---------- Supplied data ----------

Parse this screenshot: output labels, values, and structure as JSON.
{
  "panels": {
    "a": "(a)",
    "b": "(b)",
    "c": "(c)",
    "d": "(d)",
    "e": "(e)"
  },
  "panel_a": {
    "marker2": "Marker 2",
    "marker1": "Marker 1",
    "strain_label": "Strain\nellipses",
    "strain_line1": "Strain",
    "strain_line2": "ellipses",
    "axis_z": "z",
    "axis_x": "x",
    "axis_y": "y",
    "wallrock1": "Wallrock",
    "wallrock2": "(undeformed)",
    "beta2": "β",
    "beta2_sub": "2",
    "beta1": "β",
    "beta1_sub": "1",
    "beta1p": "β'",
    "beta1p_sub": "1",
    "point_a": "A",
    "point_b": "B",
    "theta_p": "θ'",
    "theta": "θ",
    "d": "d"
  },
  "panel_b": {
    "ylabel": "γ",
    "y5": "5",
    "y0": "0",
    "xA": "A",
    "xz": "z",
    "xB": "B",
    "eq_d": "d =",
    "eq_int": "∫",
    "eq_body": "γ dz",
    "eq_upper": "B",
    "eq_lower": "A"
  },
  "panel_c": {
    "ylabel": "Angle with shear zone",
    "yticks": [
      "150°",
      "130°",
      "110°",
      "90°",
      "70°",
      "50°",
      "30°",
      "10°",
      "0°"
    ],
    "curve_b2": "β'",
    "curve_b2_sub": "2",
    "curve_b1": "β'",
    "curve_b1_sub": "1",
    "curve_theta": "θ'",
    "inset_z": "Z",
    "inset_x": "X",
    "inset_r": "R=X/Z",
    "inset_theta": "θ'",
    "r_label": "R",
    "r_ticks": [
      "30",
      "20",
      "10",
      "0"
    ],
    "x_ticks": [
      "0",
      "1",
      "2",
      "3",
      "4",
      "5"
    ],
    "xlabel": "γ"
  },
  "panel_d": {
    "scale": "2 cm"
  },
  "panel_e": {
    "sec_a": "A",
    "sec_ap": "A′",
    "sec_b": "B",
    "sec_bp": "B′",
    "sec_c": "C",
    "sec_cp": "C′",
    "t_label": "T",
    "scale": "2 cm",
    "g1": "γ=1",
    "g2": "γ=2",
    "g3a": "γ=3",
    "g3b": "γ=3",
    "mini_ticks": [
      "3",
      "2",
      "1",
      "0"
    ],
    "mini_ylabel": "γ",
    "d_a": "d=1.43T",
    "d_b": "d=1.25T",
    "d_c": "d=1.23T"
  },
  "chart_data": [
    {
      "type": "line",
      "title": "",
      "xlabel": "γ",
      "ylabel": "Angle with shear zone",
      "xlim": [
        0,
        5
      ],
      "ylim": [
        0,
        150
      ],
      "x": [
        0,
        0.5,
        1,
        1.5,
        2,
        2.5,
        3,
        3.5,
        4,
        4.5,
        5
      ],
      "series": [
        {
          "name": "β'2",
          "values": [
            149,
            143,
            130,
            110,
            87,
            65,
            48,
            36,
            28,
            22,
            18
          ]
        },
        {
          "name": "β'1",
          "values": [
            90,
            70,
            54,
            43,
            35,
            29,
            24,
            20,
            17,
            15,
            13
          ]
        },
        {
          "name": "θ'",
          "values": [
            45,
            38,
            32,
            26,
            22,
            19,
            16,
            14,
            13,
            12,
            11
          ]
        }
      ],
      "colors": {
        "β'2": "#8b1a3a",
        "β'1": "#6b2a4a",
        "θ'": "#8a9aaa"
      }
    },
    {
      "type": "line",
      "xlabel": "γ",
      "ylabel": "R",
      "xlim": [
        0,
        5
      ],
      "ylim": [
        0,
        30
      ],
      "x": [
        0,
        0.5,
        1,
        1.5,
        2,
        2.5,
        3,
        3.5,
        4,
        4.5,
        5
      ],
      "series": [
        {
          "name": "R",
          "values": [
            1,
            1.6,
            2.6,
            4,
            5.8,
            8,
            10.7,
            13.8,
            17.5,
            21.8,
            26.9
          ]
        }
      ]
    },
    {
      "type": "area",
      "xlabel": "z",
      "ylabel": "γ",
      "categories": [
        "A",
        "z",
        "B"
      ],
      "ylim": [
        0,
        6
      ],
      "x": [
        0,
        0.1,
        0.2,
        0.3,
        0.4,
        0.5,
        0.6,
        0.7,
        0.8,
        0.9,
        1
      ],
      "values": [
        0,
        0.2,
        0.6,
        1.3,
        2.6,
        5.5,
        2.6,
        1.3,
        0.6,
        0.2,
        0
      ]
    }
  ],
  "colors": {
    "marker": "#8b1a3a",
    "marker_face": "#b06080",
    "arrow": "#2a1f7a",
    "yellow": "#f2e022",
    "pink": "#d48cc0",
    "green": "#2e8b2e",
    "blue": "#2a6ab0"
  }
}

----------

» **Do this**
Transcribe every record above exactly as it appears.

» **Exercise result**
Parse this screenshot: output labels, values, and structure as JSON.
{
  "panels": {
    "a": "(a)",
    "b": "(b)",
    "c": "(c)",
    "d": "(d)",
    "e": "(e)"
  },
  "panel_a": {
    "marker2": "Marker 2",
    "marker1": "Marker 1",
    "strain_label": "Strain\nellipses",
    "strain_line1": "Strain",
    "strain_line2": "ellipses",
    "axis_z": "z",
    "axis_x": "x",
    "axis_y": "y",
    "wallrock1": "Wallrock",
    "wallrock2": "(undeformed)",
    "beta2": "β",
    "beta2_sub": "2",
    "beta1": "β",
    "beta1_sub": "1",
    "beta1p": "β'",
    "beta1p_sub": "1",
    "point_a": "A",
    "point_b": "B",
    "theta_p": "θ'",
    "theta": "θ",
    "d": "d"
  },
  "panel_b": {
    "ylabel": "γ",
    "y5": "5",
    "y0": "0",
    "xA": "A",
    "xz": "z",
    "xB": "B",
    "eq_d": "d =",
    "eq_int": "∫",
    "eq_body": "γ dz",
    "eq_upper": "B",
    "eq_lower": "A"
  },
  "panel_c": {
    "ylabel": "Angle with shear zone",
    "yticks": [
      "150°",
      "130°",
      "110°",
      "90°",
      "70°",
      "50°",
      "30°",
      "10°",
      "0°"
    ],
    "curve_b2": "β'",
    "curve_b2_sub": "2",
    "curve_b1": "β'",
    "curve_b1_sub": "1",
    "curve_theta": "θ'",
    "inset_z": "Z",
    "inset_x": "X",
    "inset_r": "R=X/Z",
    "inset_theta": "θ'",
    "r_label": "R",
    "r_ticks": [
      "30",
      "20",
      "10",
      "0"
    ],
    "x_ticks": [
      "0",
      "1",
      "2",
      "3",
      "4",
      "5"
    ],
    "xlabel": "γ"
  },
  "panel_d": {
    "scale": "2 cm"
  },
  "panel_e": {
    "sec_a": "A",
    "sec_ap": "A′",
    "sec_b": "B",
    "sec_bp": "B′",
    "sec_c": "C",
    "sec_cp": "C′",
    "t_label": "T",
    "scale": "2 cm",
    "g1": "γ=1",
    "g2": "γ=2",
    "g3a": "γ=3",
    "g3b": "γ=3",
    "mini_ticks": [
      "3",
      "2",
      "1",
      "0"
    ],
    "mini_ylabel": "γ",
    "d_a": "d=1.43T",
    "d_b": "d=1.25T",
    "d_c": "d=1.23T"
  },
  "chart_data": [
    {
      "type": "line",
      "title": "",
      "xlabel": "γ",
      "ylabel": "Angle with shear zone",
      "xlim": [
        0,
        5
      ],
      "ylim": [
        0,
        150
      ],
      "x": [
        0,
        0.5,
        1,
        1.5,
        2,
        2.5,
        3,
        3.5,
        4,
        4.5,
        5
      ],
      "series": [
        {
          "name": "β'2",
          "values": [
            149,
            143,
            130,
            110,
            87,
            65,
            48,
            36,
            28,
            22,
            18
          ]
        },
        {
          "name": "β'1",
          "values": [
            90,
            70,
            54,
            43,
            35,
            29,
            24,
            20,
            17,
            15,
            13
          ]
        },
        {
          "name": "θ'",
          "values": [
            45,
            38,
            32,
            26,
            22,
            19,
            16,
            14,
            13,
            12,
            11
          ]
        }
      ],
      "colors": {
        "β'2": "#8b1a3a",
        "β'1": "#6b2a4a",
        "θ'": "#8a9aaa"
      }
    },
    {
      "type": "line",
      "xlabel": "γ",
      "ylabel": "R",
      "xlim": [
        0,
        5
      ],
      "ylim": [
        0,
        30
      ],
      "x": [
        0,
        0.5,
        1,
        1.5,
        2,
        2.5,
        3,
        3.5,
        4,
        4.5,
        5
      ],
      "series": [
        {
          "name": "R",
          "values": [
            1,
            1.6,
            2.6,
            4,
            5.8,
            8,
            10.7,
            13.8,
            17.5,
            21.8,
            26.9
          ]
        }
      ]
    },
    {
      "type": "area",
      "xlabel": "z",
      "ylabel": "γ",
      "categories": [
        "A",
        "z",
        "B"
      ],
      "ylim": [
        0,
        6
      ],
      "x": [
        0,
        0.1,
        0.2,
        0.3,
        0.4,
        0.5,
        0.6,
        0.7,
        0.8,
        0.9,
        1
      ],
      "values": [
        0,
        0.2,
        0.6,
        1.3,
        2.6,
        5.5,
        2.6,
        1.3,
        0.6,
        0.2,
        0
      ]
    }
  ],
  "colors": {
    "marker": "#8b1a3a",
    "marker_face": "#b06080",
    "arrow": "#2a1f7a",
    "yellow": "#f2e022",
    "pink": "#d48cc0",
    "green": "#2e8b2e",
    "blue": "#2a6ab0"
  }
}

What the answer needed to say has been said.